▶ _Exercise objective_:
Filter the records below down to lines containing "Average".

▶ _Data supplied_:
- - - - -
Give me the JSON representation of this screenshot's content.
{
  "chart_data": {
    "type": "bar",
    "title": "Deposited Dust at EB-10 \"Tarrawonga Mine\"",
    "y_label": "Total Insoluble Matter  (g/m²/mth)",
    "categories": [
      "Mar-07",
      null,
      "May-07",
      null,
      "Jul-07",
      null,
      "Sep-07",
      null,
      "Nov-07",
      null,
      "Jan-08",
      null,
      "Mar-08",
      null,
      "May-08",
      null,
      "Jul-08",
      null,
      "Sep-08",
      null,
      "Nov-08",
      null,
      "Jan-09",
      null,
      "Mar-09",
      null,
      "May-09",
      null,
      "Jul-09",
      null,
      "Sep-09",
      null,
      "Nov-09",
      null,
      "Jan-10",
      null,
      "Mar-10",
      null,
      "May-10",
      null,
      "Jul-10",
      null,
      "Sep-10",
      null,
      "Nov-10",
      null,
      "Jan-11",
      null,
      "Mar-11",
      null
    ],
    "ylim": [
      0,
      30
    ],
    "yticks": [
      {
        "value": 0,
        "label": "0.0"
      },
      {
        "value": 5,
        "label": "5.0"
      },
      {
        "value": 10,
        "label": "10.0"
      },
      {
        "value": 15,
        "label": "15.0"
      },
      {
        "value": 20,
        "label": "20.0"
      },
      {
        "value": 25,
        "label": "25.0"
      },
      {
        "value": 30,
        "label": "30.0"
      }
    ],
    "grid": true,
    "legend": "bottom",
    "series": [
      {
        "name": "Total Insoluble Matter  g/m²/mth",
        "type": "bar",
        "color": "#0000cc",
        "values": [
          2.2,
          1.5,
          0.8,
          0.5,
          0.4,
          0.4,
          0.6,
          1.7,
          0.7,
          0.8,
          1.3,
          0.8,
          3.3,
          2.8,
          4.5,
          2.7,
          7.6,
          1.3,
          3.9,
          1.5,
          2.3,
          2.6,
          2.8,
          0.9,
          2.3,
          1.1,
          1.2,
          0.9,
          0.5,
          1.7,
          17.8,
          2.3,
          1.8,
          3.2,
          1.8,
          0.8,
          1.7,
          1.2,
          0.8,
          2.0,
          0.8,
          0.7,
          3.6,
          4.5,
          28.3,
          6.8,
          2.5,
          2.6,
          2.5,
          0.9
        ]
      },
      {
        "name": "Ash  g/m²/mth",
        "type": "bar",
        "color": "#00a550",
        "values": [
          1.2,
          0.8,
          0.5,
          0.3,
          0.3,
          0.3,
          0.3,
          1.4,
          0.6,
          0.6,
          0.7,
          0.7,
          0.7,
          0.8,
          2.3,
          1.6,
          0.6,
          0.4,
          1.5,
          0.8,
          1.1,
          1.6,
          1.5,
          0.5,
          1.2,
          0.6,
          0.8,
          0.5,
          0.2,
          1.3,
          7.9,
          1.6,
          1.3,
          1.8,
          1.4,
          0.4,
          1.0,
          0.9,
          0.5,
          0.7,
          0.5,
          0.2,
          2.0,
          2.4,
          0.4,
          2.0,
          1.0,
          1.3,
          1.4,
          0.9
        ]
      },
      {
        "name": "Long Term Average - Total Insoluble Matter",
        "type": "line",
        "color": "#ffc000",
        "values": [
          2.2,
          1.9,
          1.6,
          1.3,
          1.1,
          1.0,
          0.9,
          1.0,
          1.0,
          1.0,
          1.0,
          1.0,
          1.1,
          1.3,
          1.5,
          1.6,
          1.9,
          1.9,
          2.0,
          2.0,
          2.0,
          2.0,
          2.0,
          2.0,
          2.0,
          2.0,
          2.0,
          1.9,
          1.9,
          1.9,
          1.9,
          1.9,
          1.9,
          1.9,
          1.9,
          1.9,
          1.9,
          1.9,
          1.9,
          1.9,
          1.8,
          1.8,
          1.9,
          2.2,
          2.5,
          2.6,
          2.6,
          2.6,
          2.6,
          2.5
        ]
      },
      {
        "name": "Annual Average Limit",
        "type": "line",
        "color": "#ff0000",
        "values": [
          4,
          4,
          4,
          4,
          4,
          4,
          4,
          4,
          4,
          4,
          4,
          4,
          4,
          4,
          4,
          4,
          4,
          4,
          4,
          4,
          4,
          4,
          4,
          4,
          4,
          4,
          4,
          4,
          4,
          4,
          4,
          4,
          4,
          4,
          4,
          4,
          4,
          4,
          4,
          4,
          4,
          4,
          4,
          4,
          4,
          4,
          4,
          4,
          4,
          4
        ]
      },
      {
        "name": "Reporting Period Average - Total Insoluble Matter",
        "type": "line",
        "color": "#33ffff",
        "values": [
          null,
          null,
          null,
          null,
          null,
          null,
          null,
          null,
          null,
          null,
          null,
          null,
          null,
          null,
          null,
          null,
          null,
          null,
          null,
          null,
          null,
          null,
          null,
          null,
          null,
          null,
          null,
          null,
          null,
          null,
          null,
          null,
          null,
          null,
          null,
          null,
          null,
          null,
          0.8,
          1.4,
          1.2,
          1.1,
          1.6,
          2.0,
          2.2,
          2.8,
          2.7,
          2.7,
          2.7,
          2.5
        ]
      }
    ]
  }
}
- - - - -
▶ _The output_:
        "name": "Long Term Average - Total Insoluble Matter",
        "name": "Annual Average Limit",
        "name": "Reporting Period Average - Total Insoluble Matter",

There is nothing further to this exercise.